EXCERPT TO READ:
__________________________________________________

Antibiotic Overuse

August 10th, 2011 | Simcha Weinstein | 2 Comments »

Most consumers are under the impression that the use of antibiotics in meat is only seen as necessary if an animal gets sick. This would make the most sense, but their usage has expanded over the years as farm size has increased. In mass production feed lots and other non-organic meat production facilities the animals are given antibiotics constantly, sick or not, day in and day out.

Antibiotics are administered to factory-farmed animals for 2 key reasons:

1. Large concentrations of animals shoved together in cramped and unnatural conditions get sick, quickly spreading disease. Preventative antibiotics keep this in check.

2. With cattle, antibiotics help steers tolerate the corn they’re intensively fed to fatten up. These animals are ruminants, designed by nature to be eating grass, not corn, which can make them very ill and even kill them.

By virtue of how they are raised, organic animals have much stronger immune systems and seldom get sick. This understanding was confirmed by a new study lead by the University of Maryland’s School of Public Health. Antibiotic-resistant bacteria have become a problem for health care providers whose choices become limited in treating infection in humans, but there hasn’t been enough data on the sources. So, researchers say the findings are very important.

__________________________________________________

TASK PROMPT: In the post on antibiotic overuse, which institution led the new study?

Document understanding data:
__________________________________________________

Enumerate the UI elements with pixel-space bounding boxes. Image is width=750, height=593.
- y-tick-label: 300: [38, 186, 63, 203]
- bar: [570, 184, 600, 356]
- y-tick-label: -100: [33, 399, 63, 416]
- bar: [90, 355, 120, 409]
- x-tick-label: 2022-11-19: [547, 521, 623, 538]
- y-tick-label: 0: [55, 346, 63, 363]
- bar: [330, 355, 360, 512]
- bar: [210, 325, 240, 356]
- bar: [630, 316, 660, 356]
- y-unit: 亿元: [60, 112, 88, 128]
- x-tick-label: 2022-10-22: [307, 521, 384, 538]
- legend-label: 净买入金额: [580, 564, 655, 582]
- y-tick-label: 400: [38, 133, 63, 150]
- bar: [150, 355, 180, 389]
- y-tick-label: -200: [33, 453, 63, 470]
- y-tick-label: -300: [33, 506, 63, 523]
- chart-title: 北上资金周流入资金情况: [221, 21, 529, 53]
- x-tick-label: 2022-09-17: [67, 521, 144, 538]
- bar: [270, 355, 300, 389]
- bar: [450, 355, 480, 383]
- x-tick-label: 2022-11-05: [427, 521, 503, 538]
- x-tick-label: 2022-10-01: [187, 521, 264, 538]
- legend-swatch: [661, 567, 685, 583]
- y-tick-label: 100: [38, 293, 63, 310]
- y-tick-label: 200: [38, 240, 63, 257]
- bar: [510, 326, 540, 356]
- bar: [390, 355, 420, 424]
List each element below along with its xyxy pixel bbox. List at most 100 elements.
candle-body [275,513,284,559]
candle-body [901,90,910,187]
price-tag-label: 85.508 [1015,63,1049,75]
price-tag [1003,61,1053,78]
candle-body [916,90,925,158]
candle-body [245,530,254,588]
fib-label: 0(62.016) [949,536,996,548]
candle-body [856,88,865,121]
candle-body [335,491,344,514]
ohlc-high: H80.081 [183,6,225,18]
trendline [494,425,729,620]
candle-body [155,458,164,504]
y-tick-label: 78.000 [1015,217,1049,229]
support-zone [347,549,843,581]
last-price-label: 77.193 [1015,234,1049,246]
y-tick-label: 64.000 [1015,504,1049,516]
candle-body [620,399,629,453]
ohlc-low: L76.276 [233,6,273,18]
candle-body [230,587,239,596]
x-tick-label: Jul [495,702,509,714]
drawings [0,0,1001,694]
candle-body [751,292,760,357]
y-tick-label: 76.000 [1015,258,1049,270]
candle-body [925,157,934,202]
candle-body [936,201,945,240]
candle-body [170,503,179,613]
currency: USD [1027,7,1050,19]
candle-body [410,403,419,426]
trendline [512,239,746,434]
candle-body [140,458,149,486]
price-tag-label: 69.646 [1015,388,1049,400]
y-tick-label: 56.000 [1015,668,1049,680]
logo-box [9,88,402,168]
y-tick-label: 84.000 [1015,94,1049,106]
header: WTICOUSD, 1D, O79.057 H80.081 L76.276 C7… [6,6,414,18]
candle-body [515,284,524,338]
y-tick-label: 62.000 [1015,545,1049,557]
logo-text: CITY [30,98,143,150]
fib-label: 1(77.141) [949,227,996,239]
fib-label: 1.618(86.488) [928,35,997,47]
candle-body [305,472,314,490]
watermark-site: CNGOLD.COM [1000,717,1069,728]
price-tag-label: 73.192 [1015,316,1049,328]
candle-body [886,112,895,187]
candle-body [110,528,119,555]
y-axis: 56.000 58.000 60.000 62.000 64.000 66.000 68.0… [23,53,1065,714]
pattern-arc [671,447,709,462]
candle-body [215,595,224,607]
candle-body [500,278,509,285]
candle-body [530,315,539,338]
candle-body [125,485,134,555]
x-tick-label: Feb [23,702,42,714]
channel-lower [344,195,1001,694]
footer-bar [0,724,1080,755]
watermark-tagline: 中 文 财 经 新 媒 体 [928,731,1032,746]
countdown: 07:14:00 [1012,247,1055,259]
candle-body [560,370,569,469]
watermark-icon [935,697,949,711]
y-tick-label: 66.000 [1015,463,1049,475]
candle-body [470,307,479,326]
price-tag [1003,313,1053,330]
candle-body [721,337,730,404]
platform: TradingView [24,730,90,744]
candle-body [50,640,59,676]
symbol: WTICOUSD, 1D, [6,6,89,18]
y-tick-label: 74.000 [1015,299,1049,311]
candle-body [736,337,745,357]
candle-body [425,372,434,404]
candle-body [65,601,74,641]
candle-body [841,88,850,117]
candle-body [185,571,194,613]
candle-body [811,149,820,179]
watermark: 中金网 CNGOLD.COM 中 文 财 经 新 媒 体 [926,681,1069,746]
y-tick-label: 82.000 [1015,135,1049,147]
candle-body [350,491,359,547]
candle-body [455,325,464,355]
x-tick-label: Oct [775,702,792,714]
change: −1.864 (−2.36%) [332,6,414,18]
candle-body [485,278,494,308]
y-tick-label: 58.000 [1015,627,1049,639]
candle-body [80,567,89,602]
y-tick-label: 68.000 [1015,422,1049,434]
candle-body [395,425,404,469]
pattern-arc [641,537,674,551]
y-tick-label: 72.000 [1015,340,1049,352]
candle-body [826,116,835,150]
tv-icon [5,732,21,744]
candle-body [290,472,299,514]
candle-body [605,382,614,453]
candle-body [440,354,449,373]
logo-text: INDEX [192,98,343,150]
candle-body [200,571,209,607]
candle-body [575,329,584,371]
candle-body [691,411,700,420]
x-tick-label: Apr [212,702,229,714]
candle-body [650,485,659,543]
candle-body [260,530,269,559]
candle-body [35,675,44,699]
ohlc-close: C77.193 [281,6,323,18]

__________________________________________________

THE ANSWER: The University of Maryland’s School of Public Health.